Stored data:
— begin —
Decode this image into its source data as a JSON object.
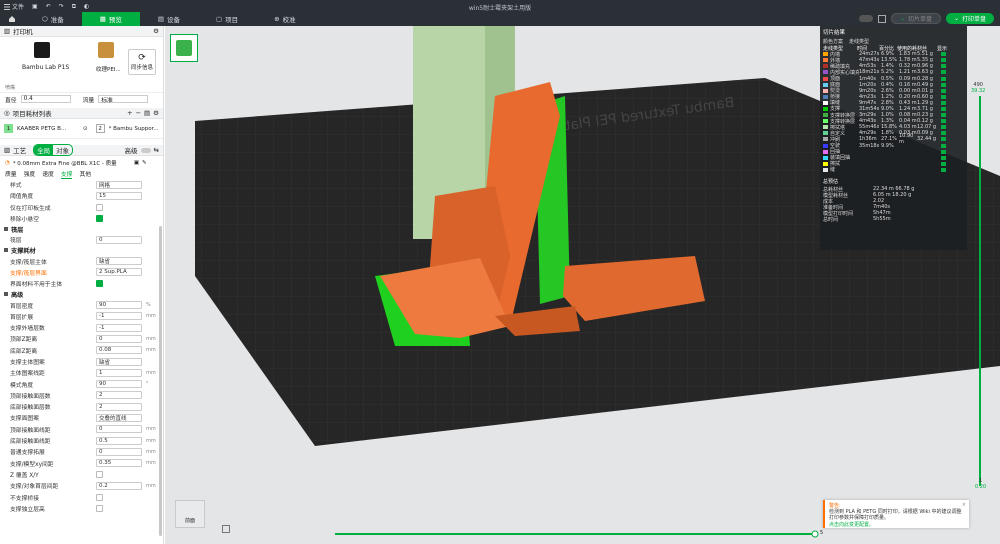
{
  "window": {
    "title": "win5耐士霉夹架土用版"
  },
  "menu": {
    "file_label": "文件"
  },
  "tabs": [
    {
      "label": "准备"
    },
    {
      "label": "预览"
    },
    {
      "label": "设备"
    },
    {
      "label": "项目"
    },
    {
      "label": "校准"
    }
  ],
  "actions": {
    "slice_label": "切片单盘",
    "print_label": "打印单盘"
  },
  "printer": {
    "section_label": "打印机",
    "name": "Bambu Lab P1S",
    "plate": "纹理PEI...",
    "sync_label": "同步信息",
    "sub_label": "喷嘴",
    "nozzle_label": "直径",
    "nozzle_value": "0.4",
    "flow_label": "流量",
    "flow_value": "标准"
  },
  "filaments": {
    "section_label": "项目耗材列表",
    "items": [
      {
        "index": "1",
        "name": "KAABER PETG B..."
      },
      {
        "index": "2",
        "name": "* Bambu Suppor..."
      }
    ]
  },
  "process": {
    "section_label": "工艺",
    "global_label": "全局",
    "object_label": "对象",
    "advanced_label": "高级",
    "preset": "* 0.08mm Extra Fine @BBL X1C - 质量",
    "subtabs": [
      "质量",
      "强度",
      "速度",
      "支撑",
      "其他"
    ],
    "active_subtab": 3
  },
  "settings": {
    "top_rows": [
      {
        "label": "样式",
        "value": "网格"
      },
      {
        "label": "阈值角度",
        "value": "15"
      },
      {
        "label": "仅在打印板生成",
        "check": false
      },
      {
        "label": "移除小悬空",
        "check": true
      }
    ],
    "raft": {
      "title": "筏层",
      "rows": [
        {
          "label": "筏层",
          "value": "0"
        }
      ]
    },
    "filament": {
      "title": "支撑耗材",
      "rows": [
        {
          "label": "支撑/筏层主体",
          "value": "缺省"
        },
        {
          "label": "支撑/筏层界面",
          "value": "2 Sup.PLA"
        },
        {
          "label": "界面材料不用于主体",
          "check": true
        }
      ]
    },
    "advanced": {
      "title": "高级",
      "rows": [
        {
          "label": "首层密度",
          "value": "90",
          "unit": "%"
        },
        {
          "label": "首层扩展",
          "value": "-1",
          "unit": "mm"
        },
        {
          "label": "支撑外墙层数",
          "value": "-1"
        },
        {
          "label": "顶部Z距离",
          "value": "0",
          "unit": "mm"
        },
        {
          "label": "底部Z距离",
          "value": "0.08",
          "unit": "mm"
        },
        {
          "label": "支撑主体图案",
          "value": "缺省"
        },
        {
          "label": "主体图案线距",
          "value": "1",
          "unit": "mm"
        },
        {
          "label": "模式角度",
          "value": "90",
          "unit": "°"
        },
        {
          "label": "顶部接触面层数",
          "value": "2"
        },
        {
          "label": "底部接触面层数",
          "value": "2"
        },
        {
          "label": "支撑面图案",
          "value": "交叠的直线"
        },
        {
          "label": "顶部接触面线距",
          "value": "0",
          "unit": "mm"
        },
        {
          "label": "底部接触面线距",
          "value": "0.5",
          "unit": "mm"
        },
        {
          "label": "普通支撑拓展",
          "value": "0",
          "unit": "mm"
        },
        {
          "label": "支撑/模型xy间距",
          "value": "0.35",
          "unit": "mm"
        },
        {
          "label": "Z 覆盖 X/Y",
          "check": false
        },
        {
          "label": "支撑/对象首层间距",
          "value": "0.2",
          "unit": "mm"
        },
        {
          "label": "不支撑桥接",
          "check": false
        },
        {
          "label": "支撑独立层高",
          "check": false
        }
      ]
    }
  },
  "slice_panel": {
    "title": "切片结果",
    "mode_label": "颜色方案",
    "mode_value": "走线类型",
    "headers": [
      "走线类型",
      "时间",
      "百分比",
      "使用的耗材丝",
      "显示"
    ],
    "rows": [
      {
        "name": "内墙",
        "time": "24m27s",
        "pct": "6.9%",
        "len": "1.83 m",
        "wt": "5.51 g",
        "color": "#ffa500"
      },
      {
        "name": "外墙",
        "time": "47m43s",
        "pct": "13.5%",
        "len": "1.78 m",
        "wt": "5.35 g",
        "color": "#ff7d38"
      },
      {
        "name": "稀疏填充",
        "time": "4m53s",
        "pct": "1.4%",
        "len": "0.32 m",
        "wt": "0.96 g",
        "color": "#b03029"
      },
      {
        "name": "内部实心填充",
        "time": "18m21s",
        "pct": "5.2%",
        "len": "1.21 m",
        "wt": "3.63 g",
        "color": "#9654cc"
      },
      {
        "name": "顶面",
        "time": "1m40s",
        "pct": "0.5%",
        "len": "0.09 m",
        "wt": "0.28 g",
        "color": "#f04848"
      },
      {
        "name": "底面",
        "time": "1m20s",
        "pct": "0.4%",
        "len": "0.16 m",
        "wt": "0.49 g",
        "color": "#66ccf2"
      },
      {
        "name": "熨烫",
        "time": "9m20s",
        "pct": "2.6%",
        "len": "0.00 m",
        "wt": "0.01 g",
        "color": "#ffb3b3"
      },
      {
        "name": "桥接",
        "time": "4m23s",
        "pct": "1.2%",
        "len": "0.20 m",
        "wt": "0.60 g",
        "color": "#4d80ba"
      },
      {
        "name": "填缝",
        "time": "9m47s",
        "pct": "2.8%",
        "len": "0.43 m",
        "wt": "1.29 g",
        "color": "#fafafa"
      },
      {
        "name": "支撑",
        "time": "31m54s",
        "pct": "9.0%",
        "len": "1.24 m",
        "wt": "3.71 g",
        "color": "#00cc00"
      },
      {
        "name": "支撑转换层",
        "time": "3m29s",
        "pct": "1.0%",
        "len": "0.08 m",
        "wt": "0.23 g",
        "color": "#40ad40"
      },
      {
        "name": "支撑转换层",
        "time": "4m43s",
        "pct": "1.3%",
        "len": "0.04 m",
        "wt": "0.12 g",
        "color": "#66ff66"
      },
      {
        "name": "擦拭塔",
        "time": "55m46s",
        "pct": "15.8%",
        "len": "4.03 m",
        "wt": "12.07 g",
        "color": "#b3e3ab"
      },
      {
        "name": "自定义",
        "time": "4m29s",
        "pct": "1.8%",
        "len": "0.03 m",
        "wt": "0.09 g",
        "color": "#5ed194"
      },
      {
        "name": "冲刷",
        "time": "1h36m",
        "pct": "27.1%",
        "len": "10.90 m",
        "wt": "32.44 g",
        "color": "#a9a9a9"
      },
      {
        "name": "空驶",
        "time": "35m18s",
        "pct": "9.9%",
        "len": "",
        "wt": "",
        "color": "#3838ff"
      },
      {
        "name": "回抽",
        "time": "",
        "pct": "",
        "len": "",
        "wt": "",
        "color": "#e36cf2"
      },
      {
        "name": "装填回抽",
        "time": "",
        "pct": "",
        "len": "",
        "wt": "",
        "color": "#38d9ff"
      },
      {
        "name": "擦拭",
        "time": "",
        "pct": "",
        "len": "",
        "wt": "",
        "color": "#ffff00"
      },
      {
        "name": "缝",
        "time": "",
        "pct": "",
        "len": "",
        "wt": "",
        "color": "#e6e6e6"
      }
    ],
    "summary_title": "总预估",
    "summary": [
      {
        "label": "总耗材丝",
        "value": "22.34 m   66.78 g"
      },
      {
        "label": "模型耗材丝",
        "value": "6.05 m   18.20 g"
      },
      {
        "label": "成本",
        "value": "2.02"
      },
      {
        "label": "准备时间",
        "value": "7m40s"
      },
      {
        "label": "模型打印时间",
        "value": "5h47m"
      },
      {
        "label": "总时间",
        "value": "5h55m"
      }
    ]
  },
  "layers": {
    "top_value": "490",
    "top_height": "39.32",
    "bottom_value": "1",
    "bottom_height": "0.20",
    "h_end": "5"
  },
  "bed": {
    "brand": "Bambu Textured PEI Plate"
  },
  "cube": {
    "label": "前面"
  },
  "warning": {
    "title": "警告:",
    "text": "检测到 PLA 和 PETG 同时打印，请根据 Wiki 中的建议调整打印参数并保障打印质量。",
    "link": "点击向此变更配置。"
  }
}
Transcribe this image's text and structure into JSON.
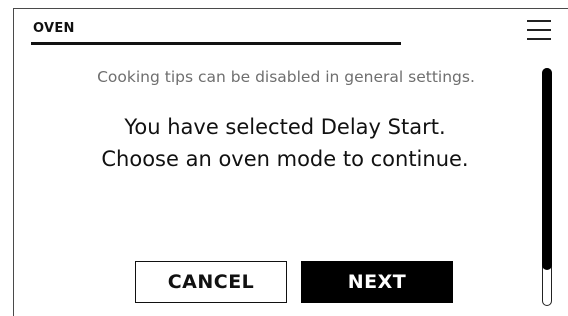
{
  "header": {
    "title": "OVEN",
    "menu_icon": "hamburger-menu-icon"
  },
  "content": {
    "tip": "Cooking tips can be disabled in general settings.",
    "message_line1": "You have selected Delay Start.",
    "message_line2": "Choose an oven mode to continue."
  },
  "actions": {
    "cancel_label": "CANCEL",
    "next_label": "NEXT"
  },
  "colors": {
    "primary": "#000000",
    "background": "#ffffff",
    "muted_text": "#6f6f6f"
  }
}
— end —
— begin —
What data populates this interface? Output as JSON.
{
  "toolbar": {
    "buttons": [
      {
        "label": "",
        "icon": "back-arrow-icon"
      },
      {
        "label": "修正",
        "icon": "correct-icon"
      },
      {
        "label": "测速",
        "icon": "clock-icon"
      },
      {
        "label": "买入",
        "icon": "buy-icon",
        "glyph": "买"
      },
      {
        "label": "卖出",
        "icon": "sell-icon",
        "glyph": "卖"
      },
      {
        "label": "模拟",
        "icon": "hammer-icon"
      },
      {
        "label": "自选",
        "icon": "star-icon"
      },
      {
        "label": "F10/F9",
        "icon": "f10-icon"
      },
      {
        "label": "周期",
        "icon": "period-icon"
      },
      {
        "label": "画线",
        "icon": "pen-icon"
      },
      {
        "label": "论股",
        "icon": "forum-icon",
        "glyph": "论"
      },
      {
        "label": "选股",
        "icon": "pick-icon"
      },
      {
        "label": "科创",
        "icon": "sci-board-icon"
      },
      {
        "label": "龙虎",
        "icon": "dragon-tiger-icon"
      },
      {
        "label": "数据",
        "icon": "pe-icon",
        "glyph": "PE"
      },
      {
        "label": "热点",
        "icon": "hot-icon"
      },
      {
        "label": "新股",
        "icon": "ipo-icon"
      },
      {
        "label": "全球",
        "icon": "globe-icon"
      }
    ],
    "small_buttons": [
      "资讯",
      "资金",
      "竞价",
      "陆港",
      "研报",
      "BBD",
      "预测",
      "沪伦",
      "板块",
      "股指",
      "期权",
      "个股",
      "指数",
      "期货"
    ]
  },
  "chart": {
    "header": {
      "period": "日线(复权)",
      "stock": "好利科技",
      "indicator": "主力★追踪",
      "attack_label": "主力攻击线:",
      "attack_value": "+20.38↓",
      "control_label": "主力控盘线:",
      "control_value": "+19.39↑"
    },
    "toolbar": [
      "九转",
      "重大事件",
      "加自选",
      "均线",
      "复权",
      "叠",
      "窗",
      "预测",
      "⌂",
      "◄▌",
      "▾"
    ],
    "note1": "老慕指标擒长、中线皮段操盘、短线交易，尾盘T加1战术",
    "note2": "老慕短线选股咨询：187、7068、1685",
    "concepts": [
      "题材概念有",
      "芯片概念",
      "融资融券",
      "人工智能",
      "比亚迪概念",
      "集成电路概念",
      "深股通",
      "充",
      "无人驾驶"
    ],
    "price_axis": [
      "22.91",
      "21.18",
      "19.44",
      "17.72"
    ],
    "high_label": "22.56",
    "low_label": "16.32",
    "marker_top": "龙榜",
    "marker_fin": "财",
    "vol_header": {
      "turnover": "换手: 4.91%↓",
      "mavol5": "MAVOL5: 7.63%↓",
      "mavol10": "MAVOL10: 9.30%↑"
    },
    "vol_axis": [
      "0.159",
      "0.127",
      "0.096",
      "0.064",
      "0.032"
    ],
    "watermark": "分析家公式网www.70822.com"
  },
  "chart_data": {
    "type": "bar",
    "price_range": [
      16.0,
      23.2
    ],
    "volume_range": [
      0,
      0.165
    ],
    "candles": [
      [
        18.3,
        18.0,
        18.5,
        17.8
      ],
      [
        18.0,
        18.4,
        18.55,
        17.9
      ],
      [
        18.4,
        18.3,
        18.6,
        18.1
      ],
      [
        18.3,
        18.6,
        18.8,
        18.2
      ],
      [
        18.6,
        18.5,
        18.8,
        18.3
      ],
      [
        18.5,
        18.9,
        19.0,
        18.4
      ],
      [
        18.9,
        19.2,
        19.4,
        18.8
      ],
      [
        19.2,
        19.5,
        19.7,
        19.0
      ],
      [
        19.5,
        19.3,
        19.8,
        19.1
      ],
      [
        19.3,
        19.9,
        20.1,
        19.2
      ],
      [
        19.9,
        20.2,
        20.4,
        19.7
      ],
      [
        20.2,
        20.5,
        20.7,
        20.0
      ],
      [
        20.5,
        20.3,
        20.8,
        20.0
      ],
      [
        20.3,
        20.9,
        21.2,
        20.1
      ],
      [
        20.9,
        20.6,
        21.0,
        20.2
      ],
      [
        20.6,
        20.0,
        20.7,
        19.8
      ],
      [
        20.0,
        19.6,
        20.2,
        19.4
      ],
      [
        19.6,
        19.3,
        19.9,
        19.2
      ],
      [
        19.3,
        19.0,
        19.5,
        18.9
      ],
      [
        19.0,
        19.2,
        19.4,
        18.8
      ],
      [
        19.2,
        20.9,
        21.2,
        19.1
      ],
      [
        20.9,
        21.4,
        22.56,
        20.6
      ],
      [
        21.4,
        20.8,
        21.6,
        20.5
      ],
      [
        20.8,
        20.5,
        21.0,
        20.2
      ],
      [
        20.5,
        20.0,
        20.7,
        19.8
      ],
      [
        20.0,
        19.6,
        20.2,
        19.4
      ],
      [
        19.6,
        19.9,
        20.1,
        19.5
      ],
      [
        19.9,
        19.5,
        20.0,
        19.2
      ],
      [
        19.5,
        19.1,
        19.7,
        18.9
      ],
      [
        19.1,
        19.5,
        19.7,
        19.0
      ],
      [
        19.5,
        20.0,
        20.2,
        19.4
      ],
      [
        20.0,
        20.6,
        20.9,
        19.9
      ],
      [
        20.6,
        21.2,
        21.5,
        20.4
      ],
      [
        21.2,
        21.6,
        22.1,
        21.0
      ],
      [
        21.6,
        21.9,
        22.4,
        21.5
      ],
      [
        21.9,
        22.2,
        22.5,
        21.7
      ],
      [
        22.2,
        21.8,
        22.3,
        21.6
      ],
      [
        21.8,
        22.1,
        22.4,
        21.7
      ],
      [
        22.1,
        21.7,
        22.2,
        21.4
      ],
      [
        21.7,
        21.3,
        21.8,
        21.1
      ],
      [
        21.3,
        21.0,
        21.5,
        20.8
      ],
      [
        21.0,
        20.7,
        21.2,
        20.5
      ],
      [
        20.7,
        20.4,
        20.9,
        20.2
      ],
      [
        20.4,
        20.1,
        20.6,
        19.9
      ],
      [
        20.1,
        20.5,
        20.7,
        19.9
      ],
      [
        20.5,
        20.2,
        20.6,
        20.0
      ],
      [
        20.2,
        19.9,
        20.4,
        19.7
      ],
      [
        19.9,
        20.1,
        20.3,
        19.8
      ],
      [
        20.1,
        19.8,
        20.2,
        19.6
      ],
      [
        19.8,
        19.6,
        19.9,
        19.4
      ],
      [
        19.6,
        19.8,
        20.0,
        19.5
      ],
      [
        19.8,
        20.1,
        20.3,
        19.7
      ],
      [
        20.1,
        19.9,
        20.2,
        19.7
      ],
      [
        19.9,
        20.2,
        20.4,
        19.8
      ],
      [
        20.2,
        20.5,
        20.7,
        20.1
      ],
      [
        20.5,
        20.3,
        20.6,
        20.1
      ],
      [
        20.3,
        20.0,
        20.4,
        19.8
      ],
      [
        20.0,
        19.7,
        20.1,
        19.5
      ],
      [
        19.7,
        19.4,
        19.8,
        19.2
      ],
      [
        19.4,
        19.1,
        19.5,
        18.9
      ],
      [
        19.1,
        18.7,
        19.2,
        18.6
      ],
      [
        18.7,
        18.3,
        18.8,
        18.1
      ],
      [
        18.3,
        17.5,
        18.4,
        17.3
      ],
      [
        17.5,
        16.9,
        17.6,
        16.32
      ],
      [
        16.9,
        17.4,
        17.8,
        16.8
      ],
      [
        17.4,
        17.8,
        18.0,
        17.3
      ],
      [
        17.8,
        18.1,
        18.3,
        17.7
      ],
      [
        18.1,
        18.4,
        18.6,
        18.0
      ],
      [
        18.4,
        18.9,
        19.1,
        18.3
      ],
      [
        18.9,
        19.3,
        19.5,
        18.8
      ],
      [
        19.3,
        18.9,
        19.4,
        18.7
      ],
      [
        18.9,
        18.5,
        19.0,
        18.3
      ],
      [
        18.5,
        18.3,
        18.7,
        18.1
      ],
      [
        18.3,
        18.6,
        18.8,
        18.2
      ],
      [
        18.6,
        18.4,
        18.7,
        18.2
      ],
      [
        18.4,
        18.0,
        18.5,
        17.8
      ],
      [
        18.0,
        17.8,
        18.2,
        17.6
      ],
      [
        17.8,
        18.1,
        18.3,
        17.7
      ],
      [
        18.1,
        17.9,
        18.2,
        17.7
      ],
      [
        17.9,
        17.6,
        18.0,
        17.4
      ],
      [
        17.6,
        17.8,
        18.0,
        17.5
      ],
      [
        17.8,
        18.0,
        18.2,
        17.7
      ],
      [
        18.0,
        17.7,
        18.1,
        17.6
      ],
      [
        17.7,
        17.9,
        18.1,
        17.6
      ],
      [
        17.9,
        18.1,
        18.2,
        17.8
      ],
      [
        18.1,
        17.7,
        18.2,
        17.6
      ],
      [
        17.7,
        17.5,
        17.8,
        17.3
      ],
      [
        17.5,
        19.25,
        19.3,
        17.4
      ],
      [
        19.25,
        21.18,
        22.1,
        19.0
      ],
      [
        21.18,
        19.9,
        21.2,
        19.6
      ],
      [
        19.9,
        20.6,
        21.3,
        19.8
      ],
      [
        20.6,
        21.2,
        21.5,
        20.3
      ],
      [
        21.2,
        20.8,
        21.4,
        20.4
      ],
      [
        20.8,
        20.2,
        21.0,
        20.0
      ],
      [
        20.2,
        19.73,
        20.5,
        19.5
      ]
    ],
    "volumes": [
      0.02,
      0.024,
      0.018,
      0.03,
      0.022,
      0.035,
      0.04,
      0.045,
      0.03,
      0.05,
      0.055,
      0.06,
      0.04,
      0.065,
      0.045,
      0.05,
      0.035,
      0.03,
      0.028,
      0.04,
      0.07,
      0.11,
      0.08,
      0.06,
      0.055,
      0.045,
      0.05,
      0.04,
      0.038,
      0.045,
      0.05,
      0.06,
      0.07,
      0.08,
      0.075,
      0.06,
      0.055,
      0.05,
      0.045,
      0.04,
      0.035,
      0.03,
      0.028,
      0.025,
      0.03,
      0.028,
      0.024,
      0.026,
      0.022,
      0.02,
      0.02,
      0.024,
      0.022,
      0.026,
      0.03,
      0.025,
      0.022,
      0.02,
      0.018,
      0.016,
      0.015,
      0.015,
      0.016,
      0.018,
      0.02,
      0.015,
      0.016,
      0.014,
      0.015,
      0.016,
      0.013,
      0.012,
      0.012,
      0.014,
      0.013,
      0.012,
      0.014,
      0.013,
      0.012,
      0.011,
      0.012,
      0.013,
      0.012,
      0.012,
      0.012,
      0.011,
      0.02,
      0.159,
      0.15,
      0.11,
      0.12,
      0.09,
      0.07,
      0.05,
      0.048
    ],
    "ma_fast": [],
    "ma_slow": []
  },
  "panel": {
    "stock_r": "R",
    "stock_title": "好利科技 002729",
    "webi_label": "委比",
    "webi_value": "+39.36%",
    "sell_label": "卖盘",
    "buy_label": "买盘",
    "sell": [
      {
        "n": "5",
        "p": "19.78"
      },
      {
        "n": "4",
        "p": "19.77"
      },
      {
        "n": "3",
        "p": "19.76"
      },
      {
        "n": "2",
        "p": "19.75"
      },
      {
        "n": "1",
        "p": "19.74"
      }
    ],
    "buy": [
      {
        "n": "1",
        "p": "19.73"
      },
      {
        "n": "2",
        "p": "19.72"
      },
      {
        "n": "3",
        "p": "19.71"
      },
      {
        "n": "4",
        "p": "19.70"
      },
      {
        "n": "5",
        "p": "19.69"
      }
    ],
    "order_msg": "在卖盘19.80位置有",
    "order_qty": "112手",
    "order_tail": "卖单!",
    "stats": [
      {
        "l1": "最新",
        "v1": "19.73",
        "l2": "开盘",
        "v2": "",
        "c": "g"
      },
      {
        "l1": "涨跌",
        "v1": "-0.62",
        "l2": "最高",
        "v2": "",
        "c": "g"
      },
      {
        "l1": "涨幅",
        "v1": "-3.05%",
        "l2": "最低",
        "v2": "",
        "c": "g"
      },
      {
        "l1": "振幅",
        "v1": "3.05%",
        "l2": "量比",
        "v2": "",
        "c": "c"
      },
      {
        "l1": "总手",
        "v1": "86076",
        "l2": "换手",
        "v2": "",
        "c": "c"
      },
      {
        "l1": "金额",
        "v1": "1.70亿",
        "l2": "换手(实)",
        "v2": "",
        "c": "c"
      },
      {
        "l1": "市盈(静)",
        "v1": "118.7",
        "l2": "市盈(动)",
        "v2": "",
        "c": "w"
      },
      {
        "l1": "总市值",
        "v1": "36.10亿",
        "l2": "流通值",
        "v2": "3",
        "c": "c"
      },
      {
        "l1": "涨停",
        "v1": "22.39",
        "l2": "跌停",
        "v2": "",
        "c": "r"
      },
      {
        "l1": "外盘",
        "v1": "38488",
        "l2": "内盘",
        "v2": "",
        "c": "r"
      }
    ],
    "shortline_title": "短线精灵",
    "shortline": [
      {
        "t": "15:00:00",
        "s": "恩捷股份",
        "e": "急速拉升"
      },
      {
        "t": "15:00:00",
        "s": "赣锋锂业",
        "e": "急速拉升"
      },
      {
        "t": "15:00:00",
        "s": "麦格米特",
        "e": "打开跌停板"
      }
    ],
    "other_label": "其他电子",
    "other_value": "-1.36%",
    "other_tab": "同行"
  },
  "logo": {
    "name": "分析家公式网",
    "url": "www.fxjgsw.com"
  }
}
— end —
■ Task details: Extract every line above containing the word "settings".

■ Result:
  "settings": {
    "tip": "Cooking tips can be disabled in general settings.",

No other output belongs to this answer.